> _Your assignment_: Please report how many lines in the data below contain "this". Nothing besides the number should be written.

(Extracted entries)

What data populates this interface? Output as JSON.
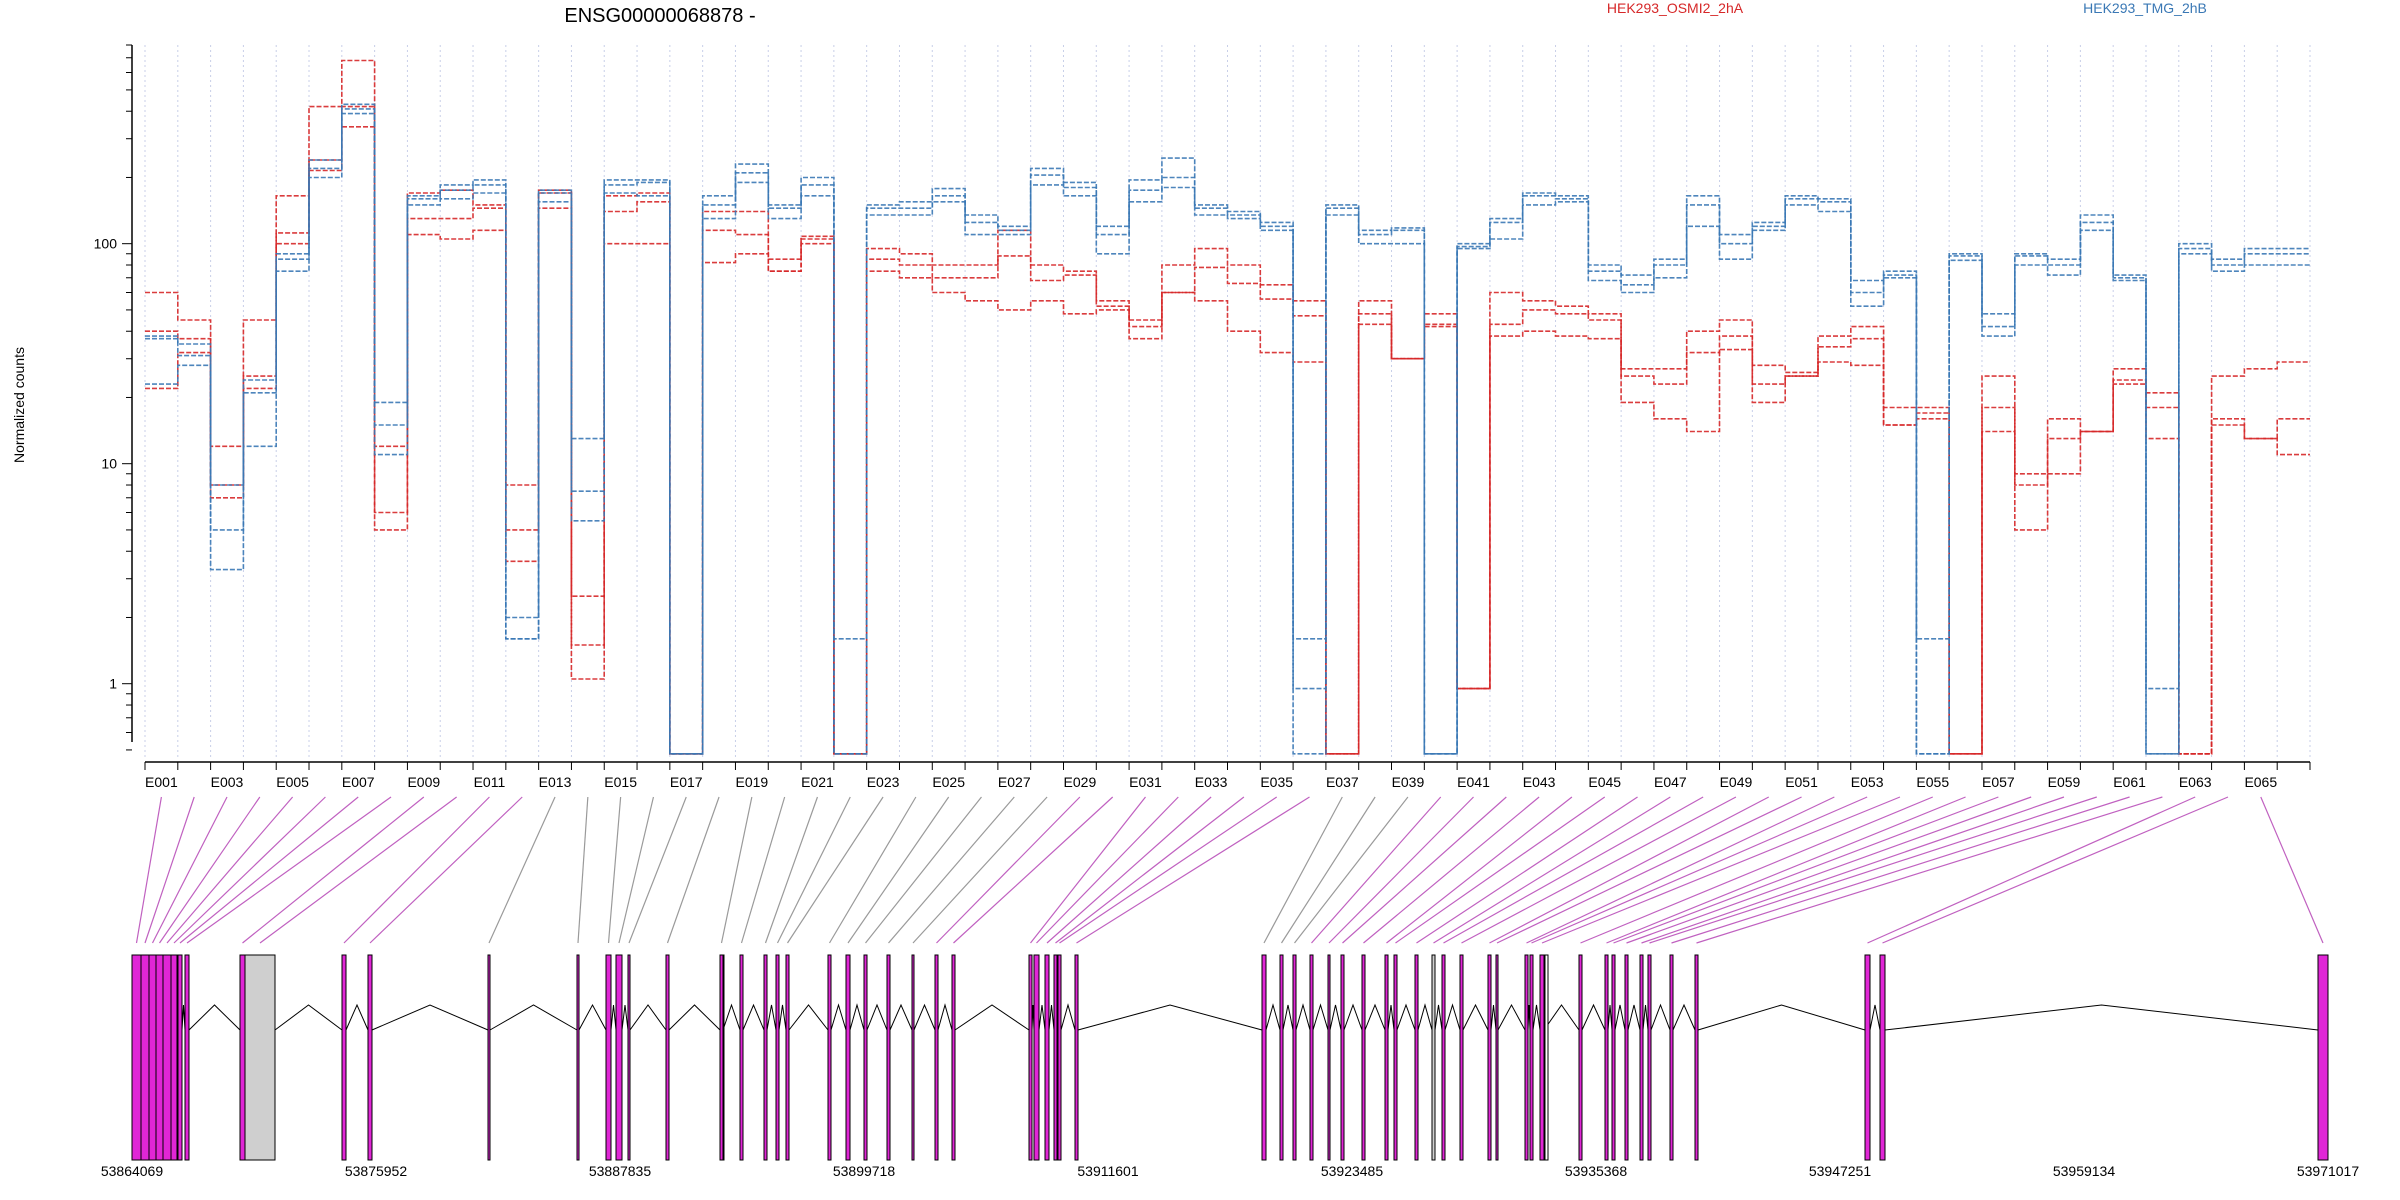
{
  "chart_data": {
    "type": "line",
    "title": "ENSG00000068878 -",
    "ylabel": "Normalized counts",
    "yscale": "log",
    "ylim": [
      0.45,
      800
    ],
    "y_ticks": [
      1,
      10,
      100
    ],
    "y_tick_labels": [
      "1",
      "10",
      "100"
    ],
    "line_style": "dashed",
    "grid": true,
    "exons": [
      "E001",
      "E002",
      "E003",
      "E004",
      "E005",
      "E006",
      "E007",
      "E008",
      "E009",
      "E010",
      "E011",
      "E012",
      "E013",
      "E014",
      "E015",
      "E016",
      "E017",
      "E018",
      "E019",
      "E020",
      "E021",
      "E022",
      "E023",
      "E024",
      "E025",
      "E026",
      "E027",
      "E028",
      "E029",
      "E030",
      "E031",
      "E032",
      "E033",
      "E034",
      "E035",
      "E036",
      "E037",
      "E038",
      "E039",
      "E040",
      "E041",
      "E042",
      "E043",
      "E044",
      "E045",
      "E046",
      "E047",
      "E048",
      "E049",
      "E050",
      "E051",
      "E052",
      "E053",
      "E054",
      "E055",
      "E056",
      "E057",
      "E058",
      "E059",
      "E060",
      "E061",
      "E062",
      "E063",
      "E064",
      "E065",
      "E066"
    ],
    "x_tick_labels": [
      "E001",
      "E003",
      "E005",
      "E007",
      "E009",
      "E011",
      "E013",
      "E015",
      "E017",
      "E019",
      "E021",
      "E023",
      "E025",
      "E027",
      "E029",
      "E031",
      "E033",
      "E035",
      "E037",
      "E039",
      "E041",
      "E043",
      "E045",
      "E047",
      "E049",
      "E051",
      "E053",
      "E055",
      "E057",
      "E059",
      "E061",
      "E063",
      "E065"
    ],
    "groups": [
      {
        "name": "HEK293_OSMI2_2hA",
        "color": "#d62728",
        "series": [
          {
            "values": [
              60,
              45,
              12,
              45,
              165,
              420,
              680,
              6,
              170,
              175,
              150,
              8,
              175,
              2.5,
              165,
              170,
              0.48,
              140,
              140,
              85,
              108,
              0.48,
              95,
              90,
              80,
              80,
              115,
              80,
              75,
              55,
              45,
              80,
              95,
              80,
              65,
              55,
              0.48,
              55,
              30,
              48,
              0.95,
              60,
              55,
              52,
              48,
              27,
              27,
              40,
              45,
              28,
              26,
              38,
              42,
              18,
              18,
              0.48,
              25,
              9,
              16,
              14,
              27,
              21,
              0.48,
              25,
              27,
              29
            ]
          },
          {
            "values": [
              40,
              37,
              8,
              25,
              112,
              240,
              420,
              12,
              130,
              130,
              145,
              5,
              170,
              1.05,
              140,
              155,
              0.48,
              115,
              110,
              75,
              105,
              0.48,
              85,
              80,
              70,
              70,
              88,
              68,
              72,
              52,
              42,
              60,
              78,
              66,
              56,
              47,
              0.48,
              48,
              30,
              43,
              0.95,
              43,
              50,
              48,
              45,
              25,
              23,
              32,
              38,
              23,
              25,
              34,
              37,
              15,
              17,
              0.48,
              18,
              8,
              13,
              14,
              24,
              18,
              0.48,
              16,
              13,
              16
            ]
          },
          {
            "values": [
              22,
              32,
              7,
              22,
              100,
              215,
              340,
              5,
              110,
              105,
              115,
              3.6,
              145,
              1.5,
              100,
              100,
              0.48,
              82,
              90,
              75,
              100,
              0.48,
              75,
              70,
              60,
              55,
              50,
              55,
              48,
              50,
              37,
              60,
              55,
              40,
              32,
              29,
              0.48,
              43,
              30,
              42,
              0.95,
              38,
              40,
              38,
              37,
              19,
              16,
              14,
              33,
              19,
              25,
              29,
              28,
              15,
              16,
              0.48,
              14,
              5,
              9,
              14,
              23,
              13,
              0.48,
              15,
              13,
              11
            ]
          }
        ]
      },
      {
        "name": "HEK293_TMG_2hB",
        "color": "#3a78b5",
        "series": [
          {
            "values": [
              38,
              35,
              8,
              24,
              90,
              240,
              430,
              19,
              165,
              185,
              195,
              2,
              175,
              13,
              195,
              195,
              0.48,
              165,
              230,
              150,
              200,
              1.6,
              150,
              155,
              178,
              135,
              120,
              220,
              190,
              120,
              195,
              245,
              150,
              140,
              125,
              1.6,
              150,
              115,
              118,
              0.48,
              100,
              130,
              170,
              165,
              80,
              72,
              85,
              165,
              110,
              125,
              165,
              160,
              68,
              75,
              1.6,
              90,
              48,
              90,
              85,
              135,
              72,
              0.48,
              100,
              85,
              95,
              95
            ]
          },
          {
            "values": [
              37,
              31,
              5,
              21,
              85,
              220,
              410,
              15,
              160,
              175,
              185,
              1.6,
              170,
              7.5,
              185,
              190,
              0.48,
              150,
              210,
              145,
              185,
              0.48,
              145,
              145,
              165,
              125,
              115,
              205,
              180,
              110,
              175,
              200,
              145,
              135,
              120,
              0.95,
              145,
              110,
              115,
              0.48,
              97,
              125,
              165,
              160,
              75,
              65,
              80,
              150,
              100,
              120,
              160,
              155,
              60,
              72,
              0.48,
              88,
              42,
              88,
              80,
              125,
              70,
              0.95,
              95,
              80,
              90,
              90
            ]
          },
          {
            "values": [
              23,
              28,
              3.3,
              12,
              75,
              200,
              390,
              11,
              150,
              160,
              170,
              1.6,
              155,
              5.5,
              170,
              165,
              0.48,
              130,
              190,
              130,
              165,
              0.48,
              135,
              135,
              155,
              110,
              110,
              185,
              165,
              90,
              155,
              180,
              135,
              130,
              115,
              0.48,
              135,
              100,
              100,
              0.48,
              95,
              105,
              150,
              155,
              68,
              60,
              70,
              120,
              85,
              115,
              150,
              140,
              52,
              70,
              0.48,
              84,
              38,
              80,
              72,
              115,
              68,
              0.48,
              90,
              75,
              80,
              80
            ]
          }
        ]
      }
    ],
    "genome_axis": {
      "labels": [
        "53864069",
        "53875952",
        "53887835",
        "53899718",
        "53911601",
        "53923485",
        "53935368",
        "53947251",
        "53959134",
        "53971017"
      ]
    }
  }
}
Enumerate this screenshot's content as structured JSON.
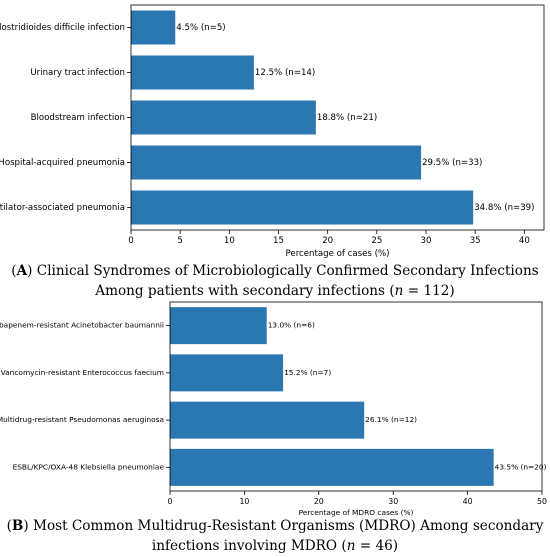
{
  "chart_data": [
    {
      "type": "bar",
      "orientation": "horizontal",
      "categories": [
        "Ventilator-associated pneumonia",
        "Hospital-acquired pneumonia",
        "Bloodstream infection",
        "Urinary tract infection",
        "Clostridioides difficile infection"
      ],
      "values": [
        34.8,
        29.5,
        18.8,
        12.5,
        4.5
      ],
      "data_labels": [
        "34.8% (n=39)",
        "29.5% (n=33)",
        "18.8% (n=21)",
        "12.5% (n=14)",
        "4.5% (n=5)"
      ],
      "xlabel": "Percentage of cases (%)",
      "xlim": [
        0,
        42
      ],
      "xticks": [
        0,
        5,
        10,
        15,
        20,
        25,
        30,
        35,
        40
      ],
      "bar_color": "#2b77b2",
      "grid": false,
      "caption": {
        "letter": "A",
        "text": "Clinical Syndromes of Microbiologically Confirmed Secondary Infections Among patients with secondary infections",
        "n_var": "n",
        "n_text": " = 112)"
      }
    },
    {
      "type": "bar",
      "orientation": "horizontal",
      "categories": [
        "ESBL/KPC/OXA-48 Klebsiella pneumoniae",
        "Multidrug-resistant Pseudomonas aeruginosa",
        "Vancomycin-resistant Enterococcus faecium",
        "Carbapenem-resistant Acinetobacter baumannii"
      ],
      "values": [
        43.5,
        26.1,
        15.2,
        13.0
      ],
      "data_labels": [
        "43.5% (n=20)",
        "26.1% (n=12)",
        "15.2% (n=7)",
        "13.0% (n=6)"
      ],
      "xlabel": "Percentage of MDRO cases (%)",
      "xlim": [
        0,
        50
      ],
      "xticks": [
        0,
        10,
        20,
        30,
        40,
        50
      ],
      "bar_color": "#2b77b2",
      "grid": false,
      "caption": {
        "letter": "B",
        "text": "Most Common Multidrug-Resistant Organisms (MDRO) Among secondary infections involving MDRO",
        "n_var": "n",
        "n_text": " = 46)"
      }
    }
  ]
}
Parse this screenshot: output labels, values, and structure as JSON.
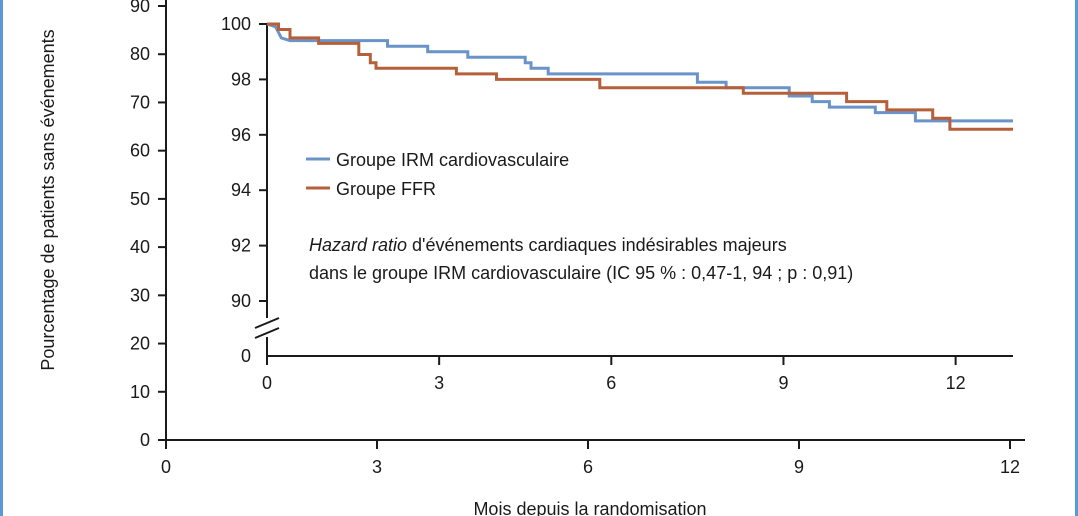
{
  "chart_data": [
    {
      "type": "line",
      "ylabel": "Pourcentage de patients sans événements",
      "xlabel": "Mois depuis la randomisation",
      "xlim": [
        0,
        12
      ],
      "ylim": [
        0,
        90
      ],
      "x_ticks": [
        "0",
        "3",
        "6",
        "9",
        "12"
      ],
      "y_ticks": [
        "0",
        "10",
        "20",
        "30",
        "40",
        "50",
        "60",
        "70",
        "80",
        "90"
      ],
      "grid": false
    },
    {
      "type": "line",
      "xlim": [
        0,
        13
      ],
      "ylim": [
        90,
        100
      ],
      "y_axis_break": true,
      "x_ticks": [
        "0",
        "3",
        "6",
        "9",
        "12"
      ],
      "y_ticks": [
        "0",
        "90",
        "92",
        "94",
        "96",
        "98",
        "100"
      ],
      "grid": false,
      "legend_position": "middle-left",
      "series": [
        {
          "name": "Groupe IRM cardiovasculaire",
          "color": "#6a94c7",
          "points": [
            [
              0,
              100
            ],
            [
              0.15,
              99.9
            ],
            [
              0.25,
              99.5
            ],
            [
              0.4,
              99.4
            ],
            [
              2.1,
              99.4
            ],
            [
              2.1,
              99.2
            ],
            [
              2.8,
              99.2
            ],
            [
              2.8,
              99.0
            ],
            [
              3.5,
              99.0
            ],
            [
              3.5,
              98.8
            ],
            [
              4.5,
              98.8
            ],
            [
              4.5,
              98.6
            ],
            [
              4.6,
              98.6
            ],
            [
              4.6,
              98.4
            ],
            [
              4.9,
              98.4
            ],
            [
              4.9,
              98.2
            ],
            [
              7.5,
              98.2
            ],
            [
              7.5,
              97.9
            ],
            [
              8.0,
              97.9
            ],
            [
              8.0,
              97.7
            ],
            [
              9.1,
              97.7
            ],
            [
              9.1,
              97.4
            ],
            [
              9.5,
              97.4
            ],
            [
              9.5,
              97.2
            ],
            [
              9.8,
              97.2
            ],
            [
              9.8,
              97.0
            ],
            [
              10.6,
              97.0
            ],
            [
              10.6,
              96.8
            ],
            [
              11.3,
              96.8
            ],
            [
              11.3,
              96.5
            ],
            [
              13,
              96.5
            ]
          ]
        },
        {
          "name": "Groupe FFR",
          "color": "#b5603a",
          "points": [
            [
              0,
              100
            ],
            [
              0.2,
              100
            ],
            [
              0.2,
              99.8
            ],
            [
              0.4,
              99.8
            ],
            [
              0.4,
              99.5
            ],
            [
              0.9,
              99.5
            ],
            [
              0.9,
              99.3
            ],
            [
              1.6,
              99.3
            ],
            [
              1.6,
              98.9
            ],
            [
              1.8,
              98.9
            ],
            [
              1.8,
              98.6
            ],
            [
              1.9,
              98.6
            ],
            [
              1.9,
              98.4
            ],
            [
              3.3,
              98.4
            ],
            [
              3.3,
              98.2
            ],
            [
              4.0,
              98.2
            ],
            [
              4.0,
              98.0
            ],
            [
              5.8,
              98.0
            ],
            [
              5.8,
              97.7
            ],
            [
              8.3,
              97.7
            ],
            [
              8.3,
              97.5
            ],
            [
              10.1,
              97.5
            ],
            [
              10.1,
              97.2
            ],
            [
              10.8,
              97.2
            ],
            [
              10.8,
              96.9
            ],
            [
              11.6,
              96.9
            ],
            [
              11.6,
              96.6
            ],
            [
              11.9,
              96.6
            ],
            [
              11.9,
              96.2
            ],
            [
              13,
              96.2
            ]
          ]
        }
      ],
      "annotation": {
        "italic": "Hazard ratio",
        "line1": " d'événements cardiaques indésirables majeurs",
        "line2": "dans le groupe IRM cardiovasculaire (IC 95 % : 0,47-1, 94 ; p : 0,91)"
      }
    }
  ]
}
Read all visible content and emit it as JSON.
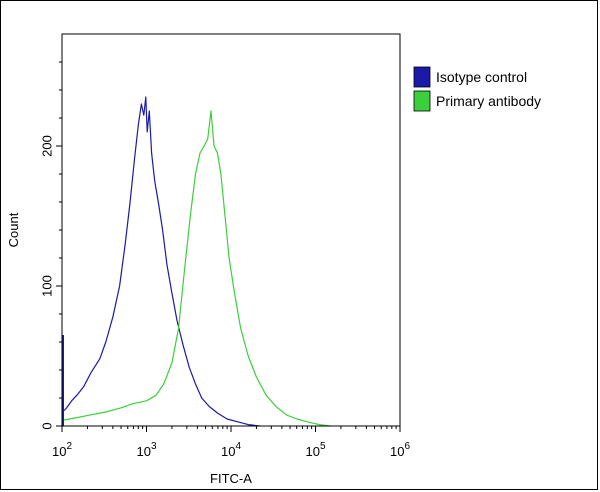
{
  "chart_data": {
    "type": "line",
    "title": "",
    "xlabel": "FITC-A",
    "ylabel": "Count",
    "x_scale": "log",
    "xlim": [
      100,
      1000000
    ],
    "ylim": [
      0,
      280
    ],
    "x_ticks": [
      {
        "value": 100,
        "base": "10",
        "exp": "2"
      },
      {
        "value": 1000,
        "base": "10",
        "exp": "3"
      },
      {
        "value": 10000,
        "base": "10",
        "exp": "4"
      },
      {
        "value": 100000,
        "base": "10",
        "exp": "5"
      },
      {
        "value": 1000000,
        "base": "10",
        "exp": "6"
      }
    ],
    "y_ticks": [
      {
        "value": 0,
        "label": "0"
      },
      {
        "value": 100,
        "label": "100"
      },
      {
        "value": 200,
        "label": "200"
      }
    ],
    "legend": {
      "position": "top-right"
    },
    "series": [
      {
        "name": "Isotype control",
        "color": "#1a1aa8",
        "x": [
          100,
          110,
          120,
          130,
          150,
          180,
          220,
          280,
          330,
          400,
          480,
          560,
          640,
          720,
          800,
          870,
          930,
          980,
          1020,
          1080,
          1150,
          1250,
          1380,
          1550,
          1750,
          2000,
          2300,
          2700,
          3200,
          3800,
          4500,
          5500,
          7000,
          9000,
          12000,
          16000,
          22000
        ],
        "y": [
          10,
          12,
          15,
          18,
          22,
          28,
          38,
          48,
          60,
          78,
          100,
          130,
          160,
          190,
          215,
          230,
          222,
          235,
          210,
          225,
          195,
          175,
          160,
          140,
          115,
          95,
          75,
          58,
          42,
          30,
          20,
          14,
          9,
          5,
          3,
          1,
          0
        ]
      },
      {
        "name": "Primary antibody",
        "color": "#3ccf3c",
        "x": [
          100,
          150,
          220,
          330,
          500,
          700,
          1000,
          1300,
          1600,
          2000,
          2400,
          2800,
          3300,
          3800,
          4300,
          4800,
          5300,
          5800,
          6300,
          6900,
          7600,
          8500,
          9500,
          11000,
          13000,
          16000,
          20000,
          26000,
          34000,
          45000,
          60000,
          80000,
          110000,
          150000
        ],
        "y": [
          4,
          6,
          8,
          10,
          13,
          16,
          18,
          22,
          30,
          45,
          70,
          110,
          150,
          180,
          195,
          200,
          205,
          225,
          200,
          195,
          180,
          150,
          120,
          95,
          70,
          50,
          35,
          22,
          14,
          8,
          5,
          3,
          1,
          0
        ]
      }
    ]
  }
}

(End Extracted entries)

> _Response to the exercise_: 3